Instructions for the task: Copy out all the records exactly.

Stored data:
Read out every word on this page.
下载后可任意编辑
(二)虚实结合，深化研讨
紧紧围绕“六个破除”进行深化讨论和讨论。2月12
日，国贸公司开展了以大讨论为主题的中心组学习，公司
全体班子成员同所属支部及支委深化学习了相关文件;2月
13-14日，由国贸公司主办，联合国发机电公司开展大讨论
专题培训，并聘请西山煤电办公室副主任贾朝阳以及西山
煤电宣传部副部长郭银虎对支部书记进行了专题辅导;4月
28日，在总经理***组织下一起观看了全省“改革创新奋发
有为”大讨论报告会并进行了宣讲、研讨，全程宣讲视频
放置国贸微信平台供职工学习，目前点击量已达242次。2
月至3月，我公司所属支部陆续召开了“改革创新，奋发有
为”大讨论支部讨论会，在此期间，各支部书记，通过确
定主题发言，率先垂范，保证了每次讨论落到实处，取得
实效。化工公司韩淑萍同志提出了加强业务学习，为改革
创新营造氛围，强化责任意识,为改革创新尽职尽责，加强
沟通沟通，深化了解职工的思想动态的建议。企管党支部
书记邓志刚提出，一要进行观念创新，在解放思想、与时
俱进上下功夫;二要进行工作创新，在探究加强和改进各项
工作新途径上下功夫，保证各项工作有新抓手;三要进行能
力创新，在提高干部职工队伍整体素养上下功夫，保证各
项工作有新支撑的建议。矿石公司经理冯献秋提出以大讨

Correct result:
Read out every word on this page.
下载后可任意编辑
(二)虚实结合，深化研讨
紧紧围绕“六个破除”进行深化讨论和讨论。2月12
日，国贸公司开展了以大讨论为主题的中心组学习，公司
全体班子成员同所属支部及支委深化学习了相关文件;2月
13-14日，由国贸公司主办，联合国发机电公司开展大讨论
专题培训，并聘请西山煤电办公室副主任贾朝阳以及西山
煤电宣传部副部长郭银虎对支部书记进行了专题辅导;4月
28日，在总经理***组织下一起观看了全省“改革创新奋发
有为”大讨论报告会并进行了宣讲、研讨，全程宣讲视频
放置国贸微信平台供职工学习，目前点击量已达242次。2
月至3月，我公司所属支部陆续召开了“改革创新，奋发有
为”大讨论支部讨论会，在此期间，各支部书记，通过确
定主题发言，率先垂范，保证了每次讨论落到实处，取得
实效。化工公司韩淑萍同志提出了加强业务学习，为改革
创新营造氛围，强化责任意识,为改革创新尽职尽责，加强
沟通沟通，深化了解职工的思想动态的建议。企管党支部
书记邓志刚提出，一要进行观念创新，在解放思想、与时
俱进上下功夫;二要进行工作创新，在探究加强和改进各项
工作新途径上下功夫，保证各项工作有新抓手;三要进行能
力创新，在提高干部职工队伍整体素养上下功夫，保证各
项工作有新支撑的建议。矿石公司经理冯献秋提出以大讨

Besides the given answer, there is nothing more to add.